--- Begin ---

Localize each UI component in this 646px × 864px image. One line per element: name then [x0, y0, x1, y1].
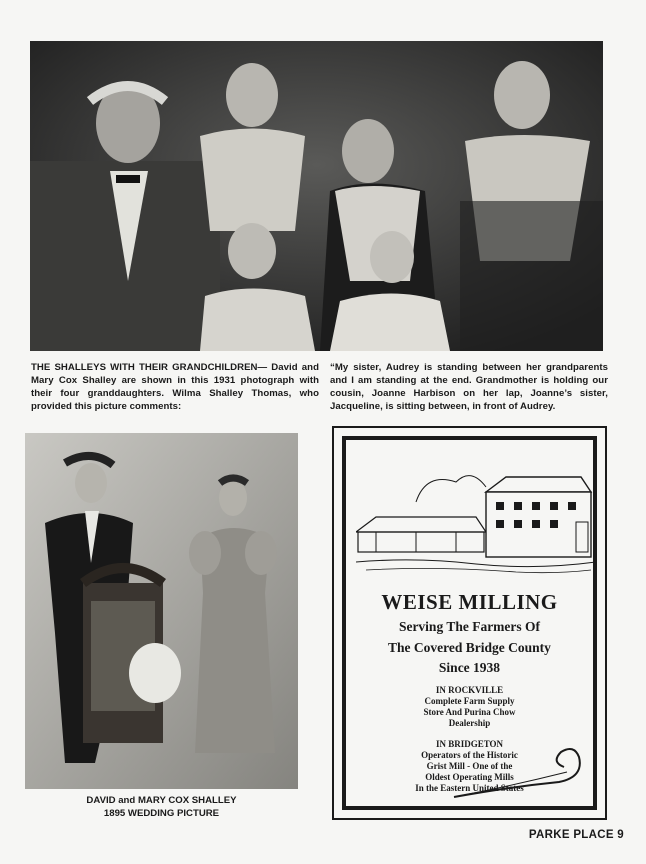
ad-bridgeton-line1: Operators of the Historic — [421, 750, 518, 760]
family-caption-right: “My sister, Audrey is standing between her grandparents and I am standing at the end. Grandmother is holding our cousin, Joanne Harbison on her lap, Joanne’s sister, Jacqueline, is sitting between, in front of Audrey. — [330, 362, 608, 412]
ad-since: Since 1938 — [438, 660, 501, 675]
wedding-caption — [25, 794, 298, 820]
ad-slogan-line1: Serving The Farmers Of — [398, 619, 541, 634]
weise-milling-advertisement — [332, 426, 607, 820]
ad-rockville-line1: Complete Farm Supply — [424, 696, 515, 706]
ad-inner-border — [342, 436, 597, 810]
ad-rockville-heading: IN ROCKVILLE — [435, 685, 504, 695]
ad-slogan-line2: The Covered Bridge County — [388, 640, 551, 655]
family-caption-left: THE SHALLEYS WITH THEIR GRANDCHILDREN— David and Mary Cox Shalley are shown in this 1931 photograph with their four granddaughters. Wilma Shalley Thomas, who provided this picture comments: — [31, 362, 319, 412]
ad-company-name: WEISE MILLING — [381, 590, 558, 614]
wedding-caption-line2: 1895 WEDDING PICTURE — [103, 808, 220, 819]
mill-illustration — [356, 462, 596, 582]
ad-bridgeton-line4: In the Eastern United States — [415, 783, 524, 793]
ad-rockville-line2: Store And Purina Chow — [423, 707, 516, 717]
scroll-ornament — [449, 742, 589, 802]
page-footer: PARKE PLACE 9 — [528, 829, 624, 841]
wedding-photograph — [25, 433, 298, 789]
ad-bridgeton-line3: Oldest Operating Mills — [425, 772, 514, 782]
ad-bridgeton-heading: IN BRIDGETON — [435, 739, 504, 749]
wedding-caption-line1: DAVID and MARY COX SHALLEY — [86, 795, 237, 806]
family-photograph — [30, 41, 603, 351]
ad-bridgeton-line2: Grist Mill - One of the — [426, 761, 513, 771]
ad-rockville-line3: Dealership — [448, 718, 491, 728]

--- End ---

§ Exercise prompt: Print every row above verbatim, leaving out the picture.

§ Reply:
Localize each UI component in this 646px × 864px image. One line per element: name then [x0, y0, x1, y1].
ad-bridgeton-line1: Operators of the Historic — [421, 750, 518, 760]
family-caption-right: “My sister, Audrey is standing between her grandparents and I am standing at the end. Grandmother is holding our cousin, Joanne Harbison on her lap, Joanne’s sister, Jacqueline, is sitting between, in front of Audrey. — [330, 362, 608, 412]
ad-since: Since 1938 — [438, 660, 501, 675]
wedding-caption — [25, 794, 298, 820]
ad-slogan-line1: Serving The Farmers Of — [398, 619, 541, 634]
weise-milling-advertisement — [332, 426, 607, 820]
ad-rockville-line1: Complete Farm Supply — [424, 696, 515, 706]
ad-inner-border — [342, 436, 597, 810]
ad-rockville-heading: IN ROCKVILLE — [435, 685, 504, 695]
ad-slogan-line2: The Covered Bridge County — [388, 640, 551, 655]
family-caption-left: THE SHALLEYS WITH THEIR GRANDCHILDREN— David and Mary Cox Shalley are shown in this 1931 photograph with their four granddaughters. Wilma Shalley Thomas, who provided this picture comments: — [31, 362, 319, 412]
ad-company-name: WEISE MILLING — [381, 590, 558, 614]
wedding-caption-line2: 1895 WEDDING PICTURE — [103, 808, 220, 819]
mill-illustration — [356, 462, 596, 582]
ad-bridgeton-line4: In the Eastern United States — [415, 783, 524, 793]
ad-rockville-line2: Store And Purina Chow — [423, 707, 516, 717]
scroll-ornament — [449, 742, 589, 802]
page-footer: PARKE PLACE 9 — [528, 829, 624, 841]
wedding-photograph — [25, 433, 298, 789]
ad-bridgeton-line3: Oldest Operating Mills — [425, 772, 514, 782]
ad-bridgeton-heading: IN BRIDGETON — [435, 739, 504, 749]
wedding-caption-line1: DAVID and MARY COX SHALLEY — [86, 795, 237, 806]
family-photograph — [30, 41, 603, 351]
ad-bridgeton-line2: Grist Mill - One of the — [426, 761, 513, 771]
ad-rockville-line3: Dealership — [448, 718, 491, 728]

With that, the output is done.